[PROBLEM TO WORK ON] State how many lines hold the word "cardiorenal", with no other words.
#####
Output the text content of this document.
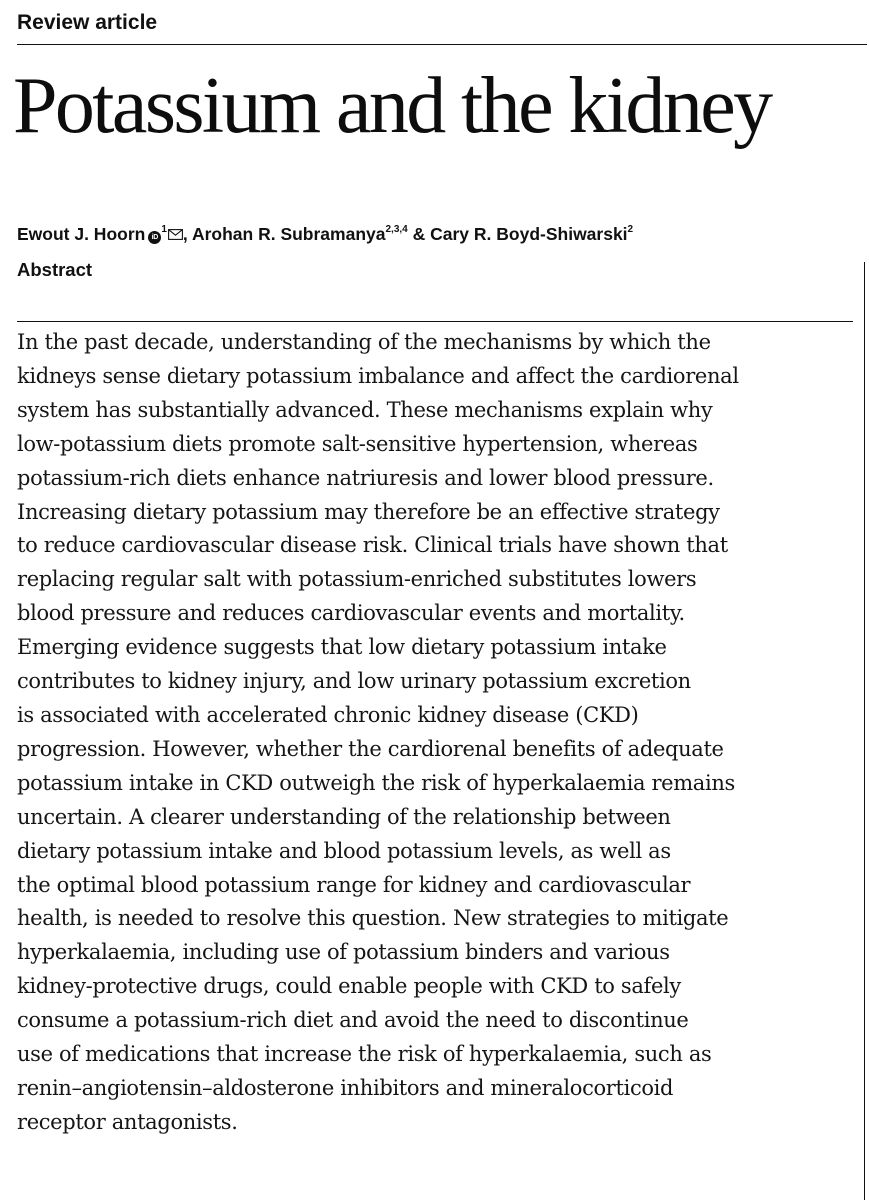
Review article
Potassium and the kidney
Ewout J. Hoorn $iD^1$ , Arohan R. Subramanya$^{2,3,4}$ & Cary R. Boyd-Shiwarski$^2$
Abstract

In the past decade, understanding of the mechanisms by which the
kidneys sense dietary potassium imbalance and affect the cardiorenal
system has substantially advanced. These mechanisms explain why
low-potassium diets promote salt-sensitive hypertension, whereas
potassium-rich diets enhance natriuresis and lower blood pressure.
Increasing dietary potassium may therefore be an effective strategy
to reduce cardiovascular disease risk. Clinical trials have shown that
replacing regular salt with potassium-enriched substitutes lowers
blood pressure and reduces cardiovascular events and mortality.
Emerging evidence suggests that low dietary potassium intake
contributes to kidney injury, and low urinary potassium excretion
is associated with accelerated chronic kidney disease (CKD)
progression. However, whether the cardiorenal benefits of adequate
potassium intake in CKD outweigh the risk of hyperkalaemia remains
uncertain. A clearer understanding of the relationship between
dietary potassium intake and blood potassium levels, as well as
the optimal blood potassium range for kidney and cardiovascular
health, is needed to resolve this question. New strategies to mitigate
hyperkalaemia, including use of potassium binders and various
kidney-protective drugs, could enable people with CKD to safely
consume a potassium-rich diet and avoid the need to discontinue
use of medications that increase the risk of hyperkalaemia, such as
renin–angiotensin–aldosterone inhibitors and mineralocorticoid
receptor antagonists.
#####
[TASK SOLUTION] 2